As part of his campaign, Succès Masra unveiled what he called a "minimum package of dignity", which includes a five-year plan to generate 200,000 jobs, divided equally between the private and public sectors.

==Conduct==
Early voting was conducted for members of the Chad National Army and nomads on 5 May. On election day, polls opened at 07:00 and closed at 17:00. Some 8.5 million people are eligible to cast their vote. Provisional results were released by 21 May, with final results on 5 June. Several civil society groups said that authorities rejected many of the 2,900 applications sent in by would-be observers. Several violent incidents during voting were reported by local journalists, leading to the deaths of at least two people in Abéché and Moundou, where a soldier was fatally stabbed by angry residents after he was reportedly caught stuffing ballot boxes in favor of Déby.

▸ GIVEN RECORDS:
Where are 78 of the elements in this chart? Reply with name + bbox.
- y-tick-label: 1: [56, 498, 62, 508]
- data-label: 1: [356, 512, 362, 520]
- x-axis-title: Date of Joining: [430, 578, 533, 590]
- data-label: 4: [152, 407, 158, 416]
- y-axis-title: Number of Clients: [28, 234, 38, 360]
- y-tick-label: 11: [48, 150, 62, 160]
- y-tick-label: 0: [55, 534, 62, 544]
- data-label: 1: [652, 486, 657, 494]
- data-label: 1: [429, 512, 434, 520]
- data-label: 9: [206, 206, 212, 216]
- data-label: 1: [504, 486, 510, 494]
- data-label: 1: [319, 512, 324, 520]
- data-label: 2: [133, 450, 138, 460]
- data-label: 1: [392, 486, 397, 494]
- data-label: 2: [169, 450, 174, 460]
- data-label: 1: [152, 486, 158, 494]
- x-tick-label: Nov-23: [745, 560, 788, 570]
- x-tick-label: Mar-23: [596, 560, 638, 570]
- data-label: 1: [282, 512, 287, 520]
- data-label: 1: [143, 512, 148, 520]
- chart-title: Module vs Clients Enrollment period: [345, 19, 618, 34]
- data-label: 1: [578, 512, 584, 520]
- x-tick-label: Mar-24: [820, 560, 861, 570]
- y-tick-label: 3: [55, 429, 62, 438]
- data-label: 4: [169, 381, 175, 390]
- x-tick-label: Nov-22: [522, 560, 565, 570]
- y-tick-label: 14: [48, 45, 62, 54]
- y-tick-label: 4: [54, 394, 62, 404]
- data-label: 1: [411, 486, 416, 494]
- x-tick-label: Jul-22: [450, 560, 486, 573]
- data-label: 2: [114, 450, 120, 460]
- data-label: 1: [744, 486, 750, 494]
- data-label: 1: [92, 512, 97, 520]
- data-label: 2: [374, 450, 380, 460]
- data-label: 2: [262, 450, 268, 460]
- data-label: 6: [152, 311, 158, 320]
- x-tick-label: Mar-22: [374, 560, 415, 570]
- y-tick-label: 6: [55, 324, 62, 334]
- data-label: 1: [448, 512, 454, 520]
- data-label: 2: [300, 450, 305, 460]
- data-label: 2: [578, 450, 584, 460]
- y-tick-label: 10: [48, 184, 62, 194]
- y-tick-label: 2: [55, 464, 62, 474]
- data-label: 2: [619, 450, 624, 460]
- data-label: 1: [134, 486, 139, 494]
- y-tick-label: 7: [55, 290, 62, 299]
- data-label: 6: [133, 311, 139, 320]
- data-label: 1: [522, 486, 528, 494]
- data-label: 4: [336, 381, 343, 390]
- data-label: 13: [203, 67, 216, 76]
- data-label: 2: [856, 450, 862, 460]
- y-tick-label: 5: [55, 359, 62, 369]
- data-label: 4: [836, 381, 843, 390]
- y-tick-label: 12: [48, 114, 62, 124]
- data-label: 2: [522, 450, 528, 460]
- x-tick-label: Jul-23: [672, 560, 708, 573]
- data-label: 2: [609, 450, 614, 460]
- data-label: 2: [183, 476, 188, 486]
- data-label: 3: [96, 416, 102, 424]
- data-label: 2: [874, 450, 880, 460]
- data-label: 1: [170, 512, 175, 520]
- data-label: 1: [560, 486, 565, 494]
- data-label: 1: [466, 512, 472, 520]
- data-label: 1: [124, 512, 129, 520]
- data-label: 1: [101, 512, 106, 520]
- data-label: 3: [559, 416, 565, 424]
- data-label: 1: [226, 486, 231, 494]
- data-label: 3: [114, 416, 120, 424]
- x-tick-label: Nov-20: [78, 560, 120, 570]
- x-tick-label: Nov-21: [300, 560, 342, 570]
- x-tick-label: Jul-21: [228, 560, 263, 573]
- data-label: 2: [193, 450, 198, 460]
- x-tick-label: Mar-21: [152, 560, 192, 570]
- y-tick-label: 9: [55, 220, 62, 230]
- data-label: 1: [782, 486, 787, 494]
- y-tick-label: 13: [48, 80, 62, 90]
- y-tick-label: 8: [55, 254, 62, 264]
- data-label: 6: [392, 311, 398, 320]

▸ WORK TASK A:
Using the text on Chad's election, explain in one to three sentences why angry residents fatally stabbed a soldier.
▸ WORK TASK B:
According to the text on Chad's election, how many people were eligible to vote?

▸ RESPONSE BOX A:
Residents stabbed the soldier after he was reportedly caught stuffing ballot boxes in favor of Déby.

▸ RESPONSE BOX B:
Some 8.5 million people were eligible to vote.